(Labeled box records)
****************
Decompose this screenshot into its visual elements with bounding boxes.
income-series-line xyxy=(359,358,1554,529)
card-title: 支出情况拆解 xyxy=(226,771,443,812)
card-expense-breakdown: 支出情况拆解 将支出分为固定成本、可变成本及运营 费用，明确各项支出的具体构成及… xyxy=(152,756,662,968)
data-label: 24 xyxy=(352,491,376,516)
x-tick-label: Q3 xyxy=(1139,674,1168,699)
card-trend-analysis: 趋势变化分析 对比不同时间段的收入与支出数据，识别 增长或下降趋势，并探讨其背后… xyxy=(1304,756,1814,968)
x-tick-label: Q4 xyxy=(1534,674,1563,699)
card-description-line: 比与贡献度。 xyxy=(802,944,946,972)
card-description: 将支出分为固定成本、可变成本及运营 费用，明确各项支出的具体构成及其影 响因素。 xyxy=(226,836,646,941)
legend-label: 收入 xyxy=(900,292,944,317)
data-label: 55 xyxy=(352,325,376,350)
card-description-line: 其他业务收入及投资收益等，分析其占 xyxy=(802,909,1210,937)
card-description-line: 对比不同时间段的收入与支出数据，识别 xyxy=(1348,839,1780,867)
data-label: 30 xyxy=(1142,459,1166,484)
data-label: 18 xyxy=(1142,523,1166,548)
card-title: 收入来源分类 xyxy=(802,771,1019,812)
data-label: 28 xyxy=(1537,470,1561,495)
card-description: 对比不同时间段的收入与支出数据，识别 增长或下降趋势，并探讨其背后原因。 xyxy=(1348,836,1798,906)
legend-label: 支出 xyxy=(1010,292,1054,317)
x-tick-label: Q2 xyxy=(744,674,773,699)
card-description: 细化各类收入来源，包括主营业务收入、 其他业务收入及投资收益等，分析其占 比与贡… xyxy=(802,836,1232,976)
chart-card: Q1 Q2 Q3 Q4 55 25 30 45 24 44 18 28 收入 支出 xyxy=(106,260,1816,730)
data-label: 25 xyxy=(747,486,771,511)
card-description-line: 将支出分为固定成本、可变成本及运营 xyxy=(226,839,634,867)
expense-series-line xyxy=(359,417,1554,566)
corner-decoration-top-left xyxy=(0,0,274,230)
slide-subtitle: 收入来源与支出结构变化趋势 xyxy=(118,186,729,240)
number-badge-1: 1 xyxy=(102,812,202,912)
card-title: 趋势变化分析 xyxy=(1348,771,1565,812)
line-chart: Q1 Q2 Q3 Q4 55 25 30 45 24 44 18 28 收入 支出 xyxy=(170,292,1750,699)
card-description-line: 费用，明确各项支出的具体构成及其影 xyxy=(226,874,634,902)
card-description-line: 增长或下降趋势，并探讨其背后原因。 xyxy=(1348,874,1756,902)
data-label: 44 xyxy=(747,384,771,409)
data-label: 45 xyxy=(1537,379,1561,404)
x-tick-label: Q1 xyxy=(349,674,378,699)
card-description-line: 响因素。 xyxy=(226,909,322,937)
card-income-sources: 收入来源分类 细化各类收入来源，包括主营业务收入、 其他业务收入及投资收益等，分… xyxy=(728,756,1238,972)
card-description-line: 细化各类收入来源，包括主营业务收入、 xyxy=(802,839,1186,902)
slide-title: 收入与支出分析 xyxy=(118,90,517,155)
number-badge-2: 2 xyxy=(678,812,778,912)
****************
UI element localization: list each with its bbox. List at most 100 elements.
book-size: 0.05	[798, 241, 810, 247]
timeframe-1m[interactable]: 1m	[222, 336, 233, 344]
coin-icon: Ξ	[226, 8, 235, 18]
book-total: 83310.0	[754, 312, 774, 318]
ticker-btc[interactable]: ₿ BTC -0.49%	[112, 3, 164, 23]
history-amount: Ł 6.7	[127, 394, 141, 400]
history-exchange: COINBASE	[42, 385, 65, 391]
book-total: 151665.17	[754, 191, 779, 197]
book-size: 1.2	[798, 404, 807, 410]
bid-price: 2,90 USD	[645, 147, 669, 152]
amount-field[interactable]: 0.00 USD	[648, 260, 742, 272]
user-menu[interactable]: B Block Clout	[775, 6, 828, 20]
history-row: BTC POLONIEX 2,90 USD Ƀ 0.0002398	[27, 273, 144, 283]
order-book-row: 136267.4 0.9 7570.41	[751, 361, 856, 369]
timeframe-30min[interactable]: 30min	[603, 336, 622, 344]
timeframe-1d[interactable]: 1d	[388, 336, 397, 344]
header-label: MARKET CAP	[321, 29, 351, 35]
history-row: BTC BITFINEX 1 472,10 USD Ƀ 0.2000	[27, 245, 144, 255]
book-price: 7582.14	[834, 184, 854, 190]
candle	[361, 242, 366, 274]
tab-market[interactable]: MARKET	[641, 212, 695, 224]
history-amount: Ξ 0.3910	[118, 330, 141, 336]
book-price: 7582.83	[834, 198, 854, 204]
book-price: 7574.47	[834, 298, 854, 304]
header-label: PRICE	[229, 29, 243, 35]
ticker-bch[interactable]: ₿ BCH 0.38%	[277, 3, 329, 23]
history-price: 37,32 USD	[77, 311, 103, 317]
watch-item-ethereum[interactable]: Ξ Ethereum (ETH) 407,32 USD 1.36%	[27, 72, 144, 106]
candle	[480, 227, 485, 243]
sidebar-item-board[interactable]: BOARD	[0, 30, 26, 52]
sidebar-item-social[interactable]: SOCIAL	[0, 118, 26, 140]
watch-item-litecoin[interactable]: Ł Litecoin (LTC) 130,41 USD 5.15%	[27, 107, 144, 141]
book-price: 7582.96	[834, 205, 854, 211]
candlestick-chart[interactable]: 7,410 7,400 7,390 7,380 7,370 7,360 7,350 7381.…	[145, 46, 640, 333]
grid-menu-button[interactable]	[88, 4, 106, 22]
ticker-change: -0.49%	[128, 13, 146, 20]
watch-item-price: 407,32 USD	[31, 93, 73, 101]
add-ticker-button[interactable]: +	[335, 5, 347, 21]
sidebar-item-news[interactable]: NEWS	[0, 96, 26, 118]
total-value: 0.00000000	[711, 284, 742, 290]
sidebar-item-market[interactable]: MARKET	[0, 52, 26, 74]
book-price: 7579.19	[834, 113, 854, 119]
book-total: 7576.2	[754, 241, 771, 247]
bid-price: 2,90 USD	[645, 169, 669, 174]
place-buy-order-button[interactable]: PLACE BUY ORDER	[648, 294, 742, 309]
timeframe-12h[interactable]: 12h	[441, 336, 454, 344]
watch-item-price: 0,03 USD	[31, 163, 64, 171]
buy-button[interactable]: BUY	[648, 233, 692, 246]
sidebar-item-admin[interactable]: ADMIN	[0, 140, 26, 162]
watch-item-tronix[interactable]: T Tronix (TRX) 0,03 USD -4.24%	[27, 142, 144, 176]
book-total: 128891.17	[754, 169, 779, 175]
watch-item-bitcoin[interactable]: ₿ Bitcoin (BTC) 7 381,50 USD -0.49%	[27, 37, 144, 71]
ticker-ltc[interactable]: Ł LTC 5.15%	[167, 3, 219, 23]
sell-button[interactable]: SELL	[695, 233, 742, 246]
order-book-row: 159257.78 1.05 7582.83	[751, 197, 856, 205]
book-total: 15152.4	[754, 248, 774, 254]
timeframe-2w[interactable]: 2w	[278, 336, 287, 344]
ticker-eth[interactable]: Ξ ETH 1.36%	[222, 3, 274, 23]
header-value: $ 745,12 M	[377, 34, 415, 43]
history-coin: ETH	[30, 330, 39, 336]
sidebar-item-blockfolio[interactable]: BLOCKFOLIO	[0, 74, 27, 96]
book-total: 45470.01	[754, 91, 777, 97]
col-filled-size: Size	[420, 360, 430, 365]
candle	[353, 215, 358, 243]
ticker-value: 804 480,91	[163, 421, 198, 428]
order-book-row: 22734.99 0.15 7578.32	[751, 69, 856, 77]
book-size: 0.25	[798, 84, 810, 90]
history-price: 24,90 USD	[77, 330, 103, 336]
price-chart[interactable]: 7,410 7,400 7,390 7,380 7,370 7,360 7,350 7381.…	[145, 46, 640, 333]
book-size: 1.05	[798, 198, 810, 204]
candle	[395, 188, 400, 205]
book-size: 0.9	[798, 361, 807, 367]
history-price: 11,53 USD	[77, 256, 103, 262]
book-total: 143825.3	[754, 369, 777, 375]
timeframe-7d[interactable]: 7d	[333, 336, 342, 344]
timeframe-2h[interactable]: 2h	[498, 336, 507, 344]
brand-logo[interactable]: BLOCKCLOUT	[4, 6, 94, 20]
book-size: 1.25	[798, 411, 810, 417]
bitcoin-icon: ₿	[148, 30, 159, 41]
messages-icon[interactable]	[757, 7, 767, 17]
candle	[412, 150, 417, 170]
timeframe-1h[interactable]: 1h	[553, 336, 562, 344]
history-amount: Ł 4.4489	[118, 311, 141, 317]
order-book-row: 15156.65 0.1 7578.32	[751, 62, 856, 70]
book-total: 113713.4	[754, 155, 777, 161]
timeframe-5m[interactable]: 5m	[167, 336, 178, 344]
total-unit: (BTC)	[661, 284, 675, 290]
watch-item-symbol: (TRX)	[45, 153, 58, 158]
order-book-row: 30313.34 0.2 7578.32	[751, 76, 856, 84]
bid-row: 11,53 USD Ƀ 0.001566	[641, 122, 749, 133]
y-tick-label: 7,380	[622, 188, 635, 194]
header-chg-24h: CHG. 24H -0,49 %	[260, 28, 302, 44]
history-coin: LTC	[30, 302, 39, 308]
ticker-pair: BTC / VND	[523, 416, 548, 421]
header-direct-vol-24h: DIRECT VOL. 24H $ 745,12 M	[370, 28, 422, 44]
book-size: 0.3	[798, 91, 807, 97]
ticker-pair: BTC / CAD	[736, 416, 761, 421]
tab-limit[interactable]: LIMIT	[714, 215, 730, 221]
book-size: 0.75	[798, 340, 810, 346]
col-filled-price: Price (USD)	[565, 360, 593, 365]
****************
▸ TASK OBJECTIVE
Duplicate the stretch of records from the line containing "UI element localization: list" through the line containing "312, 774, 318]", with both end lines included.

▸ FINISHED TASK
UI element localization: list each with its bbox. List at most 100 elements.
book-size: 0.05	[798, 241, 810, 247]
timeframe-1m[interactable]: 1m	[222, 336, 233, 344]
coin-icon: Ξ	[226, 8, 235, 18]
book-total: 83310.0	[754, 312, 774, 318]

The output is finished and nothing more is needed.